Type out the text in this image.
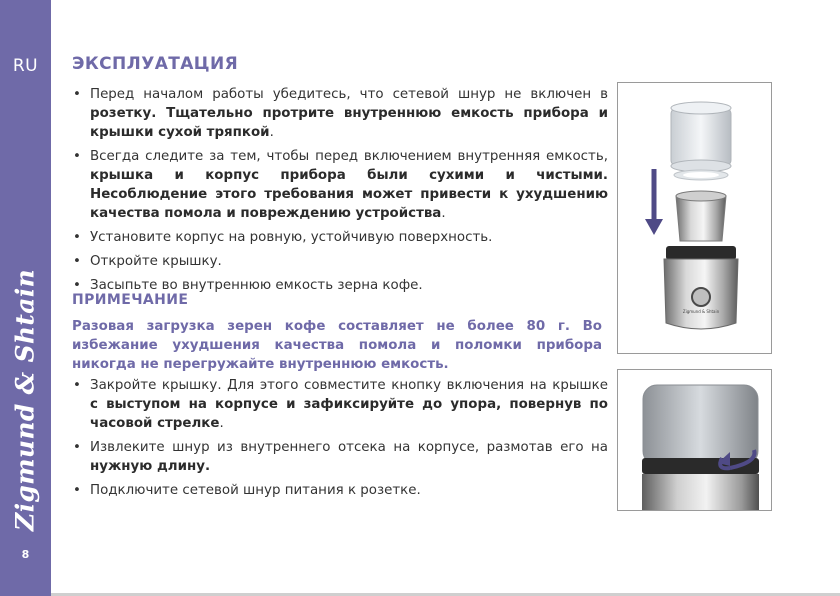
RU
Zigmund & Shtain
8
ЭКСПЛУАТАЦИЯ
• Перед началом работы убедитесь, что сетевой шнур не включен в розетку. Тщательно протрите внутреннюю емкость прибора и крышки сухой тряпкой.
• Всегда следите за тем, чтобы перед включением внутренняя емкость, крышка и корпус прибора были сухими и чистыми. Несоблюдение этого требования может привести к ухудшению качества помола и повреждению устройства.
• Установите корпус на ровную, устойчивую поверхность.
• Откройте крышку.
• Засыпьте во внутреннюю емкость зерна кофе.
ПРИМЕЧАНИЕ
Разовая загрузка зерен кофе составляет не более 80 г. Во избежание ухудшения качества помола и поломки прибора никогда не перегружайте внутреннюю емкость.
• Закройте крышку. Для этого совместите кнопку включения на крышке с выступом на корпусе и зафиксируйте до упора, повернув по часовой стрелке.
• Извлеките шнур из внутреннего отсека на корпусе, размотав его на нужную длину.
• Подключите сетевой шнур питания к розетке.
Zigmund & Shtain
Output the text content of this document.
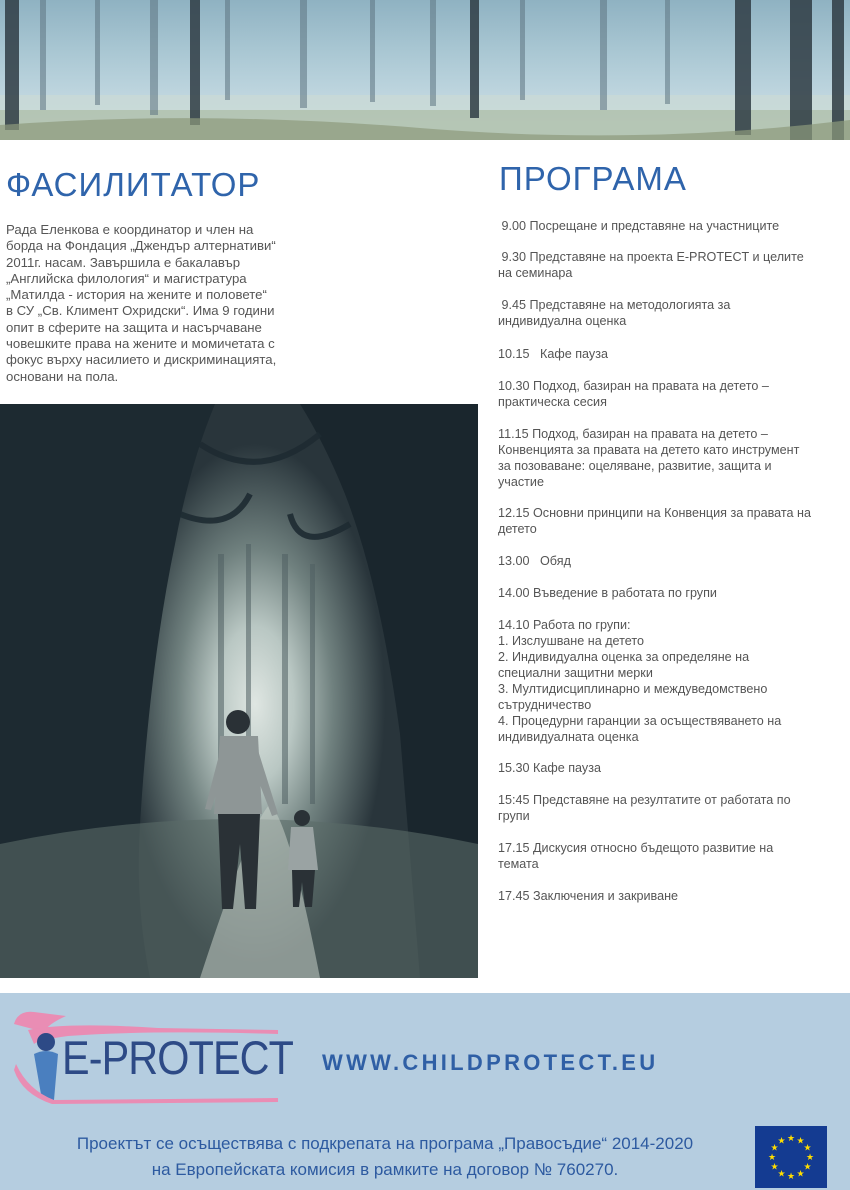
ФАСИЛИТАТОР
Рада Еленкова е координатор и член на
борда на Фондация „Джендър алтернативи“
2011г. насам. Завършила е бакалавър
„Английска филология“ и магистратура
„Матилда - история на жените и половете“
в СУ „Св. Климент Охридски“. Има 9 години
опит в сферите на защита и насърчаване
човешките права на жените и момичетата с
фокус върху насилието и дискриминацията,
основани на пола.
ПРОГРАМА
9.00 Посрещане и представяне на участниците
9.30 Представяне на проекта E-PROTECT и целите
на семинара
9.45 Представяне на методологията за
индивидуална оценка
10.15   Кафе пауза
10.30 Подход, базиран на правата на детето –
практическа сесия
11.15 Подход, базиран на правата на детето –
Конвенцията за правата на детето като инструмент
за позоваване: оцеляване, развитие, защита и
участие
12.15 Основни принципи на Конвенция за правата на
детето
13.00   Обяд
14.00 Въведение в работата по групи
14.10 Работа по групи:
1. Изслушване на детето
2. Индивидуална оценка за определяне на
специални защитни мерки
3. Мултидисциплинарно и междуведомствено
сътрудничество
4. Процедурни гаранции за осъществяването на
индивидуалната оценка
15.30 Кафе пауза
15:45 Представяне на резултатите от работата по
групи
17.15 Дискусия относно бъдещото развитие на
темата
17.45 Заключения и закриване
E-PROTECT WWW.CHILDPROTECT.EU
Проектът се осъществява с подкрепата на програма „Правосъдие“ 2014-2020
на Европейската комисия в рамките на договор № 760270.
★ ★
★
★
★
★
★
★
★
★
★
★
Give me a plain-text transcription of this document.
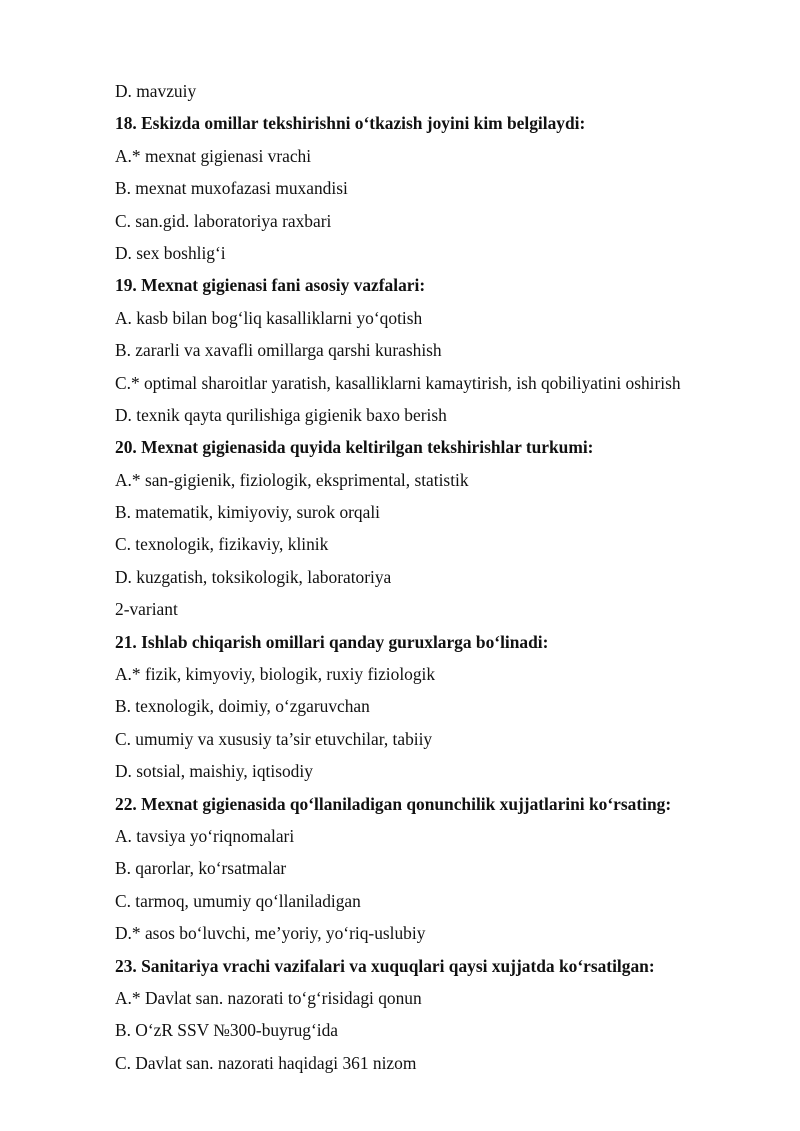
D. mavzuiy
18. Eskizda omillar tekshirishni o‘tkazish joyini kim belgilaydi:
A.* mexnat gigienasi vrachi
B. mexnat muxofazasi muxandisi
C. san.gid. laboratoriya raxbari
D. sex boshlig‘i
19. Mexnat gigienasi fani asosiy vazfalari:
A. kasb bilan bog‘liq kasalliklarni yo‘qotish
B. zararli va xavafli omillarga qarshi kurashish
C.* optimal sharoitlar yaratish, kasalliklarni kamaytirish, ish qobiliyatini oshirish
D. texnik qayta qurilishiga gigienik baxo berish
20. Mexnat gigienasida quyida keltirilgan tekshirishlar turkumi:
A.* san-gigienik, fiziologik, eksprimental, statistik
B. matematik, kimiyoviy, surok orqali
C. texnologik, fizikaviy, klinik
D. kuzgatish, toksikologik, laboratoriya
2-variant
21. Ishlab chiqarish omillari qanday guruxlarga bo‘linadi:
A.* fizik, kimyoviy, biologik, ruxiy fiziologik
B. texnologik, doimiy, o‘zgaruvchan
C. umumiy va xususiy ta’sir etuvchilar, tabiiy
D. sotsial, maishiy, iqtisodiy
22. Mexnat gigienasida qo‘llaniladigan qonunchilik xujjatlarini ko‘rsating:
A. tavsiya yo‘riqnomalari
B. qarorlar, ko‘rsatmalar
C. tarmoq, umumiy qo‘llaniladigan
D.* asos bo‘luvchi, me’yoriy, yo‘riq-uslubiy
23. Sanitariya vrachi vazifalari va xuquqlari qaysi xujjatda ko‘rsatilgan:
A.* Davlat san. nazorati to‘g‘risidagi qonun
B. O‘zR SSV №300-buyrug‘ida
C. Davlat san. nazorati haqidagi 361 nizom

□ □ □ □ □

- What you should do: Without including any pictures, reproduce the listing exactly.

- Finished answer:
Type out the text in this image.
RU
Zigmund & Shtain
8
ЭКСПЛУАТАЦИЯ
• Перед началом работы убедитесь, что сетевой шнур не включен в розетку. Тщательно протрите внутреннюю емкость прибора и крышки сухой тряпкой.
• Всегда следите за тем, чтобы перед включением внутренняя емкость, крышка и корпус прибора были сухими и чистыми. Несоблюдение этого требования может привести к ухудшению качества помола и повреждению устройства.
• Установите корпус на ровную, устойчивую поверхность.
• Откройте крышку.
• Засыпьте во внутреннюю емкость зерна кофе.
ПРИМЕЧАНИЕ
Разовая загрузка зерен кофе составляет не более 80 г. Во избежание ухудшения качества помола и поломки прибора никогда не перегружайте внутреннюю емкость.
• Закройте крышку. Для этого совместите кнопку включения на крышке с выступом на корпусе и зафиксируйте до упора, повернув по часовой стрелке.
• Извлеките шнур из внутреннего отсека на корпусе, размотав его на нужную длину.
• Подключите сетевой шнур питания к розетке.
Zigmund & Shtain
Output the text content of this document.
ФАСИЛИТАТОР
Рада Еленкова е координатор и член на
борда на Фондация „Джендър алтернативи“
2011г. насам. Завършила е бакалавър
„Английска филология“ и магистратура
„Матилда - история на жените и половете“
в СУ „Св. Климент Охридски“. Има 9 години
опит в сферите на защита и насърчаване
човешките права на жените и момичетата с
фокус върху насилието и дискриминацията,
основани на пола.
ПРОГРАМА
9.00 Посрещане и представяне на участниците
9.30 Представяне на проекта E-PROTECT и целите
на семинара
9.45 Представяне на методологията за
индивидуална оценка
10.15   Кафе пауза
10.30 Подход, базиран на правата на детето –
практическа сесия
11.15 Подход, базиран на правата на детето –
Конвенцията за правата на детето като инструмент
за позоваване: оцеляване, развитие, защита и
участие
12.15 Основни принципи на Конвенция за правата на
детето
13.00   Обяд
14.00 Въведение в работата по групи
14.10 Работа по групи:
1. Изслушване на детето
2. Индивидуална оценка за определяне на
специални защитни мерки
3. Мултидисциплинарно и междуведомствено
сътрудничество
4. Процедурни гаранции за осъществяването на
индивидуалната оценка
15.30 Кафе пауза
15:45 Представяне на резултатите от работата по
групи
17.15 Дискусия относно бъдещото развитие на
темата
17.45 Заключения и закриване
E-PROTECT WWW.CHILDPROTECT.EU
Проектът се осъществява с подкрепата на програма „Правосъдие“ 2014-2020
на Европейската комисия в рамките на договор № 760270.
★ ★
★
★
★
★
★
★
★
★
★
★
Give me a plain-text transcription of this document.
D. mavzuiy
18. Eskizda omillar tekshirishni o‘tkazish joyini kim belgilaydi:
A.* mexnat gigienasi vrachi
B. mexnat muxofazasi muxandisi
C. san.gid. laboratoriya raxbari
D. sex boshlig‘i
19. Mexnat gigienasi fani asosiy vazfalari:
A. kasb bilan bog‘liq kasalliklarni yo‘qotish
B. zararli va xavafli omillarga qarshi kurashish
C.* optimal sharoitlar yaratish, kasalliklarni kamaytirish, ish qobiliyatini oshirish
D. texnik qayta qurilishiga gigienik baxo berish
20. Mexnat gigienasida quyida keltirilgan tekshirishlar turkumi:
A.* san-gigienik, fiziologik, eksprimental, statistik
B. matematik, kimiyoviy, surok orqali
C. texnologik, fizikaviy, klinik
D. kuzgatish, toksikologik, laboratoriya
2-variant
21. Ishlab chiqarish omillari qanday guruxlarga bo‘linadi:
A.* fizik, kimyoviy, biologik, ruxiy fiziologik
B. texnologik, doimiy, o‘zgaruvchan
C. umumiy va xususiy ta’sir etuvchilar, tabiiy
D. sotsial, maishiy, iqtisodiy
22. Mexnat gigienasida qo‘llaniladigan qonunchilik xujjatlarini ko‘rsating:
A. tavsiya yo‘riqnomalari
B. qarorlar, ko‘rsatmalar
C. tarmoq, umumiy qo‘llaniladigan
D.* asos bo‘luvchi, me’yoriy, yo‘riq-uslubiy
23. Sanitariya vrachi vazifalari va xuquqlari qaysi xujjatda ko‘rsatilgan:
A.* Davlat san. nazorati to‘g‘risidagi qonun
B. O‘zR SSV №300-buyrug‘ida
C. Davlat san. nazorati haqidagi 361 nizom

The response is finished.